Saved entries —
BEGIN

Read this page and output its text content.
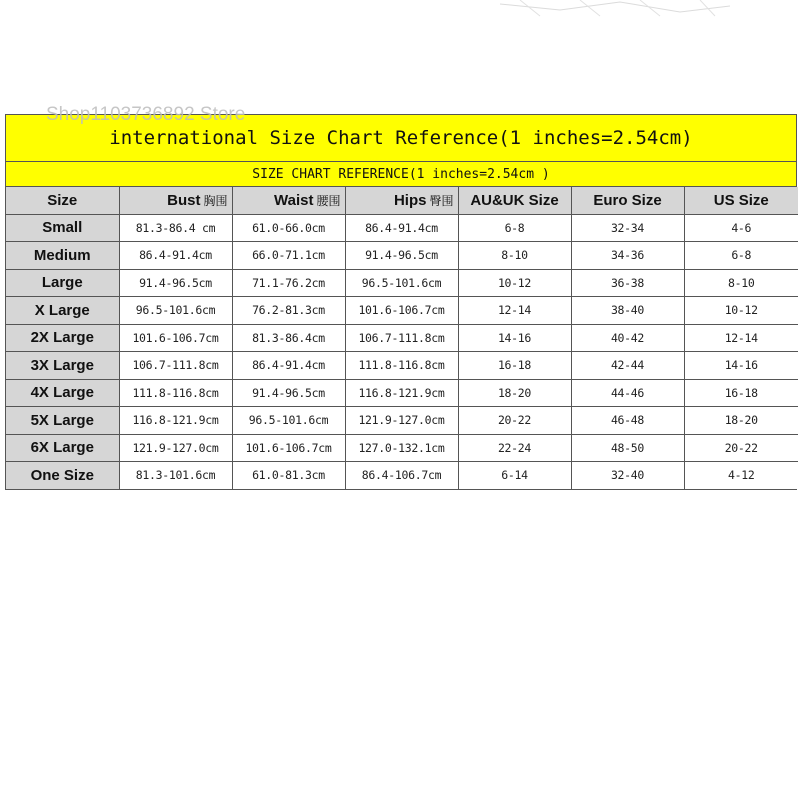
Shop1103736892 Store
international Size Chart Reference(1 inches=2.54cm)
SIZE CHART REFERENCE(1 inches=2.54cm )
Size	Bust 胸围	Waist 腰围	Hips 臀围	AU&UK Size	Euro Size	US Size
Small	81.3-86.4 cm	61.0-66.0cm	86.4-91.4cm	6-8	32-34	4-6
Medium	86.4-91.4cm	66.0-71.1cm	91.4-96.5cm	8-10	34-36	6-8
Large	91.4-96.5cm	71.1-76.2cm	96.5-101.6cm	10-12	36-38	8-10
X Large	96.5-101.6cm	76.2-81.3cm	101.6-106.7cm	12-14	38-40	10-12
2X Large	101.6-106.7cm	81.3-86.4cm	106.7-111.8cm	14-16	40-42	12-14
3X Large	106.7-111.8cm	86.4-91.4cm	111.8-116.8cm	16-18	42-44	14-16
4X Large	111.8-116.8cm	91.4-96.5cm	116.8-121.9cm	18-20	44-46	16-18
5X Large	116.8-121.9cm	96.5-101.6cm	121.9-127.0cm	20-22	46-48	18-20
6X Large	121.9-127.0cm	101.6-106.7cm	127.0-132.1cm	22-24	48-50	20-22
One Size	81.3-101.6cm	61.0-81.3cm	86.4-106.7cm	6-14	32-40	4-12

END

The task — Report the number of lines in the listing where the string "Large" appears, and nothing besides.

Written answer — 7